═══ Supplied entries

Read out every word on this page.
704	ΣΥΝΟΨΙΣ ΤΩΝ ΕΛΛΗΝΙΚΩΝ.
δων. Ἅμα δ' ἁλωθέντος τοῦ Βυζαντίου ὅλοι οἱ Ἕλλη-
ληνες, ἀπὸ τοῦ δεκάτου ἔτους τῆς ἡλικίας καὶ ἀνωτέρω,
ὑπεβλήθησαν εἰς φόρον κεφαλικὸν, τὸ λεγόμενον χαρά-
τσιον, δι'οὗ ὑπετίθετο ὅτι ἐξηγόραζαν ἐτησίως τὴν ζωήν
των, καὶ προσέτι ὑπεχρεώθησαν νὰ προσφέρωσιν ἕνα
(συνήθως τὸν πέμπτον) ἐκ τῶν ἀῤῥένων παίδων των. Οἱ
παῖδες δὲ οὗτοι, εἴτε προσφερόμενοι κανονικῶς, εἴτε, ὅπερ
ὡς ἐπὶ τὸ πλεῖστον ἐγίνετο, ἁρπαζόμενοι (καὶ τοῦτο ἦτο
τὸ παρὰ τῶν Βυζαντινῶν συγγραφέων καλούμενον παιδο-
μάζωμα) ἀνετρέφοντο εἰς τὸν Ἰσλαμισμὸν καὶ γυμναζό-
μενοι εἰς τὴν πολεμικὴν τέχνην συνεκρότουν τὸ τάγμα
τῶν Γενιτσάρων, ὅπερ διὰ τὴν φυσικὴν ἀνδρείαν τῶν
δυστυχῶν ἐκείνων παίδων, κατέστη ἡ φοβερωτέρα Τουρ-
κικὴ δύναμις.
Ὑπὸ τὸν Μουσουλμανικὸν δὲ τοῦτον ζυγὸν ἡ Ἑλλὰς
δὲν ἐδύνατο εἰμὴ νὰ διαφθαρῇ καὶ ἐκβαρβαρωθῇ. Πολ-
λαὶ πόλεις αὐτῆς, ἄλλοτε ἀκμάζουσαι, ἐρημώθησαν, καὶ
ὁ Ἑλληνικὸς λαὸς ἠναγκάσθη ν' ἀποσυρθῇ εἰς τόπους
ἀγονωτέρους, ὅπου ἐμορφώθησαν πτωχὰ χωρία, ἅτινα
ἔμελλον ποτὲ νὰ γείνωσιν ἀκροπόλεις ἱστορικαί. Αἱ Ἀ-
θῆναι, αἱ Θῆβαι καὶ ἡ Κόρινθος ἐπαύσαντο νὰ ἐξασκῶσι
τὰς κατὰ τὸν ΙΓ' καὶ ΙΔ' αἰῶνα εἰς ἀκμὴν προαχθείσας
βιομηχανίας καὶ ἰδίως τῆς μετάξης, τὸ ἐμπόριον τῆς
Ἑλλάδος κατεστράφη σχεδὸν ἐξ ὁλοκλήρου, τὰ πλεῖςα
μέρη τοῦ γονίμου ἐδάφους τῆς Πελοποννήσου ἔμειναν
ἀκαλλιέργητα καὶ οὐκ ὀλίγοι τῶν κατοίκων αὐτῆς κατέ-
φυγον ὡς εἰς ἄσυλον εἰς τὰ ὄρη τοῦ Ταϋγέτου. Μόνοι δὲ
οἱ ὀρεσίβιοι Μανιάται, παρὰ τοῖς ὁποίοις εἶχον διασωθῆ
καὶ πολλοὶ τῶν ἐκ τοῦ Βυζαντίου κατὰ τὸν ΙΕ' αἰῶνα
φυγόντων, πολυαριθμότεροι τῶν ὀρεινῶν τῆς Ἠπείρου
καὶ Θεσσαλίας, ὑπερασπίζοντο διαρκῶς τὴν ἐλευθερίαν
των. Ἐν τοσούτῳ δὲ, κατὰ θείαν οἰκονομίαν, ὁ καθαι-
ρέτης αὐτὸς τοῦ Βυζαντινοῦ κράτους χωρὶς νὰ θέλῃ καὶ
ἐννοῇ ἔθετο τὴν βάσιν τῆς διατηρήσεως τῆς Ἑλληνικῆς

══════

Your task
Copy each line holding the word "αἰῶνα" from the listing above.

Worked answer
τὰς κατὰ τὸν ΙΓ' καὶ ΙΔ' αἰῶνα εἰς ἀκμὴν προαχθείσας
καὶ πολλοὶ τῶν ἐκ τοῦ Βυζαντίου κατὰ τὸν ΙΕ' αἰῶνα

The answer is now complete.